## Stated exercise
Select each line where the word "Substances" appears.

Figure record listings
start
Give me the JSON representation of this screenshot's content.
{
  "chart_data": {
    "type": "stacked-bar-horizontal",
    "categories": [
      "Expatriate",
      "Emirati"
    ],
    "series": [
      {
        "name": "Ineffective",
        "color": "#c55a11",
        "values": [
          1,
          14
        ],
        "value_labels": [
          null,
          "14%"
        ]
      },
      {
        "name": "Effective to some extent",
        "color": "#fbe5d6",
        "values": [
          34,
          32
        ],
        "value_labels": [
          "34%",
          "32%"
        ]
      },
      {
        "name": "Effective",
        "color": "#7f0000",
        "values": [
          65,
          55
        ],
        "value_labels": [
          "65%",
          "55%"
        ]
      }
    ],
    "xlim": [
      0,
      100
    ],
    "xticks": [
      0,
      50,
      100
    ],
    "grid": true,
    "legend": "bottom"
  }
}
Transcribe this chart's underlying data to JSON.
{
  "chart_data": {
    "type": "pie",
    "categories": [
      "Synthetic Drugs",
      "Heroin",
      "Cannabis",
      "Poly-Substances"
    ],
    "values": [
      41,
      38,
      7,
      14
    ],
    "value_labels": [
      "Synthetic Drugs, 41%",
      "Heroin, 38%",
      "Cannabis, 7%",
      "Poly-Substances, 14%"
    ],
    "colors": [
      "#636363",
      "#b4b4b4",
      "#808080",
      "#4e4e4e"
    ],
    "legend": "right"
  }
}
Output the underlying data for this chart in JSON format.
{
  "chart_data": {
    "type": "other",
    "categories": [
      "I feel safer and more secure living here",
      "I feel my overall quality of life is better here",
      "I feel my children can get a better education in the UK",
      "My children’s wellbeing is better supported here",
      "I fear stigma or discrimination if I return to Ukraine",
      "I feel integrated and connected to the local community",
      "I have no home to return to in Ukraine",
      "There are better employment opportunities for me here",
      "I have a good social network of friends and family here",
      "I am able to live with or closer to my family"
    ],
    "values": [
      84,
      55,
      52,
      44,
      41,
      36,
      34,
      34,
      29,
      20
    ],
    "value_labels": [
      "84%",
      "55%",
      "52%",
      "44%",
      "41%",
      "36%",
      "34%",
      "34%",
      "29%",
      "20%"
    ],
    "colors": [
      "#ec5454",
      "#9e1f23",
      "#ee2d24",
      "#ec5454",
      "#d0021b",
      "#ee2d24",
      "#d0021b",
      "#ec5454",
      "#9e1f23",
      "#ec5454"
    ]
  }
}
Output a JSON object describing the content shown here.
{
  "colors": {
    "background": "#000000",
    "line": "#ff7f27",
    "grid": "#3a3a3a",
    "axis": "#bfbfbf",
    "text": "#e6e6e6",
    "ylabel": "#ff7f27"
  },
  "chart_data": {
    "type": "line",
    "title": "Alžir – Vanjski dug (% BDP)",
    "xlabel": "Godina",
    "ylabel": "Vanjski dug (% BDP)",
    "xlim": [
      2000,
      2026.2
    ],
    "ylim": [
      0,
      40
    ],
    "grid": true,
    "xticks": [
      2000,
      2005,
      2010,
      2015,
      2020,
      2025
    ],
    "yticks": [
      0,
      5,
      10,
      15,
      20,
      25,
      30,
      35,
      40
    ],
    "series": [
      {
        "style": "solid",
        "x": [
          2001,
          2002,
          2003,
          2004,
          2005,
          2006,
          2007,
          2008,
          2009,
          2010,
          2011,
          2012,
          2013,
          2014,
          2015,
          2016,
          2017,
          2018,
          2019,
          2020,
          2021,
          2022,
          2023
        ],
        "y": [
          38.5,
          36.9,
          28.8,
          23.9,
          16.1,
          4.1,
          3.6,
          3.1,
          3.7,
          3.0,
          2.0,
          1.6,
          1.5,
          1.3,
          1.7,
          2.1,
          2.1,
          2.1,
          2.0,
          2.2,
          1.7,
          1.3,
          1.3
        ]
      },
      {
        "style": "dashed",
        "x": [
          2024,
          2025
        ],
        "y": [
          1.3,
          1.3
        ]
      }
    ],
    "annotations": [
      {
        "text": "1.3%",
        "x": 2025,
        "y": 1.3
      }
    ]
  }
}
end
## Response to the task
      "Poly-Substances"
      "Poly-Substances, 14%"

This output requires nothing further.